WHAT IS BEING ASKED »
Check each line of the records for "wise"; collect those that have it.

DATA TO USE »
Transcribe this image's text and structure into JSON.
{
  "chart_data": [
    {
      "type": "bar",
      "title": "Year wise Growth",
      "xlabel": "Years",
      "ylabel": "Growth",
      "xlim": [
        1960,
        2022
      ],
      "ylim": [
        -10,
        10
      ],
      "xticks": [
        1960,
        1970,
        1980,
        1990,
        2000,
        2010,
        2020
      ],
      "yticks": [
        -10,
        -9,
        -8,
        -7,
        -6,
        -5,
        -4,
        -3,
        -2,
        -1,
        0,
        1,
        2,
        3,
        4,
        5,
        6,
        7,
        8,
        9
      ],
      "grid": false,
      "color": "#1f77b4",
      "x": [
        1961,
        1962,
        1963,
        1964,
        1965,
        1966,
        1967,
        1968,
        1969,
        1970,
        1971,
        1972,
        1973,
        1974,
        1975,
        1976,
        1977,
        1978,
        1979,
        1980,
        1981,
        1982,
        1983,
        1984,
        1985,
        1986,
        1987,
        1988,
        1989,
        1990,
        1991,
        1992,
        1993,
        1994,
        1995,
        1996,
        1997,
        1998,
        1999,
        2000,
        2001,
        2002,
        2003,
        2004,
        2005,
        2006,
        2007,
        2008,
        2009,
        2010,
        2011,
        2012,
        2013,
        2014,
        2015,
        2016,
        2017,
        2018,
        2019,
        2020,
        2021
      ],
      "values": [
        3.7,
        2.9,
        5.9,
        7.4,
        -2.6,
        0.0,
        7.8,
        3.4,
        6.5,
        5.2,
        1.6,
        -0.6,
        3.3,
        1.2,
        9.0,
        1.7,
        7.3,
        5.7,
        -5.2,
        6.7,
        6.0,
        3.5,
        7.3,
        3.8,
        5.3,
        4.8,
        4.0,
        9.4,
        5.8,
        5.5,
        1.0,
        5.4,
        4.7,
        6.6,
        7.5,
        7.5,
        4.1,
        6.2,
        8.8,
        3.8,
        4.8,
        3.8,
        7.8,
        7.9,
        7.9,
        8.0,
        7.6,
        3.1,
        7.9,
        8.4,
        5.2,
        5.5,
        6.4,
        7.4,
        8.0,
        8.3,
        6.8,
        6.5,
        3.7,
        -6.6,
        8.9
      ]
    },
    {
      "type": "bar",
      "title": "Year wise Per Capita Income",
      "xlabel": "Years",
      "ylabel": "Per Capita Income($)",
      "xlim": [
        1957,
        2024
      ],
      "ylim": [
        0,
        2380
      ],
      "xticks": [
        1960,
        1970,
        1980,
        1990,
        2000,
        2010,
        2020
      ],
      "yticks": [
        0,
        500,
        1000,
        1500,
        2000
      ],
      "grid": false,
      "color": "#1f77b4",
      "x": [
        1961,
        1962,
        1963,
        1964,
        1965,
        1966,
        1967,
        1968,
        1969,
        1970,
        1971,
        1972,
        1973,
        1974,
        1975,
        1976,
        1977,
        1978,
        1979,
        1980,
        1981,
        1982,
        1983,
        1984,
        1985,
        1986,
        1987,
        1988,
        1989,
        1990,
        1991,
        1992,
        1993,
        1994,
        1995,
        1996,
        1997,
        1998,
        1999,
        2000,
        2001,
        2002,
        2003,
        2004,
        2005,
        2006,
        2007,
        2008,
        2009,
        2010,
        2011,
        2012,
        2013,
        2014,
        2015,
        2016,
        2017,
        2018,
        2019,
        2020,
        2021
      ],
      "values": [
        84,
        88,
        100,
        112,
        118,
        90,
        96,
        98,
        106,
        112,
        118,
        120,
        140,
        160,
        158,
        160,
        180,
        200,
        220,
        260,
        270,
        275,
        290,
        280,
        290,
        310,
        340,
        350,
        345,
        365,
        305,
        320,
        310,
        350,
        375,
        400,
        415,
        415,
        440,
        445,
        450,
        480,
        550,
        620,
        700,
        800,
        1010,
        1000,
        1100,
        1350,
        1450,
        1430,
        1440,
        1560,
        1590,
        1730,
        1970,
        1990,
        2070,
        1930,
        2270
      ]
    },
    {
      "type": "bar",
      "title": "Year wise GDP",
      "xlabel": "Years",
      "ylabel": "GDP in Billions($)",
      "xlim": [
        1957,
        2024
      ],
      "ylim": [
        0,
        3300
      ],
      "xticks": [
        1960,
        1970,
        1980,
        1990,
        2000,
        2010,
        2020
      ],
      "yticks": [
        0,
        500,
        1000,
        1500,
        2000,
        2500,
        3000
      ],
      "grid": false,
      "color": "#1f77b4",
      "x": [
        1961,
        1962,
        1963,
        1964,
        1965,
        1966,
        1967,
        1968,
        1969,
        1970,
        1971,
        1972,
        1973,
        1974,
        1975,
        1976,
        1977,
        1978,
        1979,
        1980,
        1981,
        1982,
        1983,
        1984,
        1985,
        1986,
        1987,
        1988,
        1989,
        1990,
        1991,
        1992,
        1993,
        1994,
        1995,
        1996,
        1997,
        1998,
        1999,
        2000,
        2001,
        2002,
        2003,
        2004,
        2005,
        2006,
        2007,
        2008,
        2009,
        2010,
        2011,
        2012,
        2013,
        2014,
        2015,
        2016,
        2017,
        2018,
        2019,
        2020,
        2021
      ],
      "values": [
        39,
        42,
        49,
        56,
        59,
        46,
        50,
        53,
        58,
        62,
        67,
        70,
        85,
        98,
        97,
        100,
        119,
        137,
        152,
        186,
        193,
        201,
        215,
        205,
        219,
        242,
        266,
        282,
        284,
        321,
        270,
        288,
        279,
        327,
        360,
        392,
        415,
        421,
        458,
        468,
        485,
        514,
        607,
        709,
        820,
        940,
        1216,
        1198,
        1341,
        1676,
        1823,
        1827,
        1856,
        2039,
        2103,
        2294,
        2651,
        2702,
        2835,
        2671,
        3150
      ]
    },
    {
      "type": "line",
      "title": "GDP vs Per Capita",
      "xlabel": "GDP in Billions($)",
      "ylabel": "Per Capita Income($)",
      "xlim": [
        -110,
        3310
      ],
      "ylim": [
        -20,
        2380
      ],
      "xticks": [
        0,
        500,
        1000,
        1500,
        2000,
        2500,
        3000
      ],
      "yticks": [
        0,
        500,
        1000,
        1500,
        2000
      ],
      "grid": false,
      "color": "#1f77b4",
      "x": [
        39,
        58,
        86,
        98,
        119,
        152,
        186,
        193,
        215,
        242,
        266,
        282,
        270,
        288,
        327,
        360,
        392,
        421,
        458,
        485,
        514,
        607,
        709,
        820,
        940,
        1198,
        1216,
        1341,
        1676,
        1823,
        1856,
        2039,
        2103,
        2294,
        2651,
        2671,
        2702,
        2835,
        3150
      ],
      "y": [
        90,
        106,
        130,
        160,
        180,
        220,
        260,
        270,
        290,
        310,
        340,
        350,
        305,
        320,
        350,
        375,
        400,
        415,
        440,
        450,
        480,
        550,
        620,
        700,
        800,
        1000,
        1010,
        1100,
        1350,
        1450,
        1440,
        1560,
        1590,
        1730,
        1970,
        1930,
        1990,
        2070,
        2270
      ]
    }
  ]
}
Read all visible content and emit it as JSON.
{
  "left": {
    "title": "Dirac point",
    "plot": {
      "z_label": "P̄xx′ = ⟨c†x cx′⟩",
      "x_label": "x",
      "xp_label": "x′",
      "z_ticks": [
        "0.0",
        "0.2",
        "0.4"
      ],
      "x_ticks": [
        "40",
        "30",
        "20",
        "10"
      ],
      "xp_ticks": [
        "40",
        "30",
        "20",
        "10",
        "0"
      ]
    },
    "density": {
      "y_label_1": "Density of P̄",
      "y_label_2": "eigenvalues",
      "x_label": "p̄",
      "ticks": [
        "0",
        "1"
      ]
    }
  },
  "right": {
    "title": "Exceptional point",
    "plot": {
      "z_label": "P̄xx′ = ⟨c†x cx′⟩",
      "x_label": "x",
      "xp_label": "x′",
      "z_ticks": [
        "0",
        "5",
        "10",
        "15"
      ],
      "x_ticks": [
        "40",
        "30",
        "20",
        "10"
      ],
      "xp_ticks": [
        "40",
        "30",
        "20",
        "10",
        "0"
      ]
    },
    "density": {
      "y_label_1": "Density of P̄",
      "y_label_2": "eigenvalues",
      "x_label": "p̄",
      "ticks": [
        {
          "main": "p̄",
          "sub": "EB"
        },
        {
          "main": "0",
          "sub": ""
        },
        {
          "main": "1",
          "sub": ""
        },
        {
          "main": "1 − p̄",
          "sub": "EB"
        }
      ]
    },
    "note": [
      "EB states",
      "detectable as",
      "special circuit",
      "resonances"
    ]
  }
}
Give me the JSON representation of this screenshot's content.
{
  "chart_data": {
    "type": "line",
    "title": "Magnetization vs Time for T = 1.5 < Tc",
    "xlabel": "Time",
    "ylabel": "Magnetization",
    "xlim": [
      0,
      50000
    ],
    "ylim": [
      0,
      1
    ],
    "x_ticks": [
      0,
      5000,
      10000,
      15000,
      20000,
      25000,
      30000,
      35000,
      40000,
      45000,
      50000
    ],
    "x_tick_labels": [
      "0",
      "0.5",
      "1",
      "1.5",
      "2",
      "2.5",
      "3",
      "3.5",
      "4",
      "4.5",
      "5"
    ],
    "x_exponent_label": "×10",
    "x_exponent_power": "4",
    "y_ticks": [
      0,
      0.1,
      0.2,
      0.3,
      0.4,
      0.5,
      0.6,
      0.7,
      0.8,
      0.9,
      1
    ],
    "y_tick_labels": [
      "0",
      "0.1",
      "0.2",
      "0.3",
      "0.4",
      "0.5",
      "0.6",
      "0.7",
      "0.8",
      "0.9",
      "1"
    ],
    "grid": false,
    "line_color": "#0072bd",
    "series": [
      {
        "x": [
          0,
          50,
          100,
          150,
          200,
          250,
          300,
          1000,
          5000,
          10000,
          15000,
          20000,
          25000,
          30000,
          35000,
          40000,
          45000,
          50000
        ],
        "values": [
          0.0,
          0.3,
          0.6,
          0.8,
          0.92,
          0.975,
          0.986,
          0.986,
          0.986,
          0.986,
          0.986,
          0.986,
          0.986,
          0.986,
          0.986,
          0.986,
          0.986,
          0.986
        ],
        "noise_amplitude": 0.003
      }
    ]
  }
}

FULL RESPONSE »
      "title": "Year wise Growth",
      "title": "Year wise Per Capita Income",
      "title": "Year wise GDP",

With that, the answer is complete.